> WHAT NEEDS TO BE DONE:
Among the entries below, count the lines containing the string "from". Only the count is needed.

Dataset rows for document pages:
---
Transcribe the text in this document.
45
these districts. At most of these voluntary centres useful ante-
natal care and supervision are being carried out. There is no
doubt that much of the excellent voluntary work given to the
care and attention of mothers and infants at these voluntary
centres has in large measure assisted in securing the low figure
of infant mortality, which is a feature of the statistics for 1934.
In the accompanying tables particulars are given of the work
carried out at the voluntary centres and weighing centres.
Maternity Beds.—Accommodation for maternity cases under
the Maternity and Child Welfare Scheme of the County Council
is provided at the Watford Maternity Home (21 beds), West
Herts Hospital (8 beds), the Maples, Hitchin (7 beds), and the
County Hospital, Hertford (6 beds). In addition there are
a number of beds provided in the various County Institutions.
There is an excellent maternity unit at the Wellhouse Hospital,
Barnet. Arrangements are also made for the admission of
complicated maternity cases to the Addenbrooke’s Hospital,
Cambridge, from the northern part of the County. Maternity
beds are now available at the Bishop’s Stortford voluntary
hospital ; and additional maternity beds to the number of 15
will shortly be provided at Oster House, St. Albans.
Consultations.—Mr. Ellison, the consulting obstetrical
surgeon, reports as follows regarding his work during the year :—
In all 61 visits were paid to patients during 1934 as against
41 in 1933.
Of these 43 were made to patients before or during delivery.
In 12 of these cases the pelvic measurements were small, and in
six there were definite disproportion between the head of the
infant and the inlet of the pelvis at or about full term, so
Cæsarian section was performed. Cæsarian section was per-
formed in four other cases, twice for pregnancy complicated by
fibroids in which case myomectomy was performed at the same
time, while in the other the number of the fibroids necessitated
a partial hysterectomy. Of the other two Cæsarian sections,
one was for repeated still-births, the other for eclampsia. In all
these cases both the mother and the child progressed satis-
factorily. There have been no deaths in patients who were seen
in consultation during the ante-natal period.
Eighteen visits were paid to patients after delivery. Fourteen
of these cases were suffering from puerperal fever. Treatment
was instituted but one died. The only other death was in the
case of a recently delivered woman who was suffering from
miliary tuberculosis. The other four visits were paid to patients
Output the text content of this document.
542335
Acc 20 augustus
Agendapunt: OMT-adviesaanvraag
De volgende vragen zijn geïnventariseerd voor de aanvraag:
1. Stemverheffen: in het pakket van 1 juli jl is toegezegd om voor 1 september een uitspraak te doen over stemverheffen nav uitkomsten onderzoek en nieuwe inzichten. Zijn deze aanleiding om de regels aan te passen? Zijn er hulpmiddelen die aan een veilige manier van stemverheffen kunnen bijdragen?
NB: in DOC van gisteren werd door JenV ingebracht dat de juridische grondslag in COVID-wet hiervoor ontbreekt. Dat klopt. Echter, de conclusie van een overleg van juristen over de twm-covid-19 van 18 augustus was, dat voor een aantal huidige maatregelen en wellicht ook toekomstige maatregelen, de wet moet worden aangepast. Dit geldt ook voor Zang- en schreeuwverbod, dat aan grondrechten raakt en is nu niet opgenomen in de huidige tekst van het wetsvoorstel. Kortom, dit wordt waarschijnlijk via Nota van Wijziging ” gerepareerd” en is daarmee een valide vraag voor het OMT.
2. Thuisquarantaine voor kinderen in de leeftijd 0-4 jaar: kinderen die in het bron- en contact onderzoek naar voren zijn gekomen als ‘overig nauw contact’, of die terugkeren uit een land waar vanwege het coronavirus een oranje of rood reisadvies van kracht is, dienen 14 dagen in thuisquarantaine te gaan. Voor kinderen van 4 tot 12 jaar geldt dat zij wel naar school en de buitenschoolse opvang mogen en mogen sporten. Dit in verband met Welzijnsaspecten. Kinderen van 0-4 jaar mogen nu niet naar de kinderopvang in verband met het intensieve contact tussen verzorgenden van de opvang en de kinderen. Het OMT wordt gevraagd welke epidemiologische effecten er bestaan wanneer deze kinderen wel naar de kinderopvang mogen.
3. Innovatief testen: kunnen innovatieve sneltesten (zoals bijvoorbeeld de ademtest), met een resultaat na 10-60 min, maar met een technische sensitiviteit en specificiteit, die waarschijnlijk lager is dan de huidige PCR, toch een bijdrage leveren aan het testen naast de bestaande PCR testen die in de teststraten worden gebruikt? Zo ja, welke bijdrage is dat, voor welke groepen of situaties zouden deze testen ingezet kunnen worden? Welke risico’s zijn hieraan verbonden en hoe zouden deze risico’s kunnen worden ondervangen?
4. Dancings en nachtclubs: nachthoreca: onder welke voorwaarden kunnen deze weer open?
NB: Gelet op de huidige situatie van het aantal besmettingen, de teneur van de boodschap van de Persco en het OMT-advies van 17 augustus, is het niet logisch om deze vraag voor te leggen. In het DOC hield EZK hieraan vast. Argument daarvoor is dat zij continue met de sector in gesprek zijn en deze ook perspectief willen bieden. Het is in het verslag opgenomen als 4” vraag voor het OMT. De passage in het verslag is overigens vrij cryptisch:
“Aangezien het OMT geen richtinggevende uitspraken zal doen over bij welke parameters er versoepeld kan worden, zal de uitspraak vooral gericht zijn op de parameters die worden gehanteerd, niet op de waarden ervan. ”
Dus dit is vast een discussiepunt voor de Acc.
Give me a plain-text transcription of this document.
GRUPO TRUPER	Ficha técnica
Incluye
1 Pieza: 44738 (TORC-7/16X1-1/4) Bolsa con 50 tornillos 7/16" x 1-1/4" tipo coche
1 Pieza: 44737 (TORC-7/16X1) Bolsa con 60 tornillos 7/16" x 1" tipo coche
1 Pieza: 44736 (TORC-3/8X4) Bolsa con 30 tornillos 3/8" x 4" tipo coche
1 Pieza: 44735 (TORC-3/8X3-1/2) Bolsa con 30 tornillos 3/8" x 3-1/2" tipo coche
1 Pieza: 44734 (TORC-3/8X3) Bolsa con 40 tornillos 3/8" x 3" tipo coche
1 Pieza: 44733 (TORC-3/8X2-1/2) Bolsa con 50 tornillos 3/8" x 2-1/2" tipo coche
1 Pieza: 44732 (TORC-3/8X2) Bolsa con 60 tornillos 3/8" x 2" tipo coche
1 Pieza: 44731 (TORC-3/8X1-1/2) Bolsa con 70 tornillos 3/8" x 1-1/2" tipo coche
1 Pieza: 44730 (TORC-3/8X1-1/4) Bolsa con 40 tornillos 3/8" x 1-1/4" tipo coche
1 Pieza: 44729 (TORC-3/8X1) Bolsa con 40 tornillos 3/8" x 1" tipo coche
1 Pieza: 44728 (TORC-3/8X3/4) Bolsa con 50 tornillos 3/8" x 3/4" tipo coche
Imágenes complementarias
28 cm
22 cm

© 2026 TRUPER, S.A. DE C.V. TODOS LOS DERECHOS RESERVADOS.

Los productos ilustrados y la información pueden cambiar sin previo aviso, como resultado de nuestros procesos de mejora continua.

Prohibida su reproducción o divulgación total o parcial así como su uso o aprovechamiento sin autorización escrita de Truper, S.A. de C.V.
---
> THE COMPLETED TASK:
3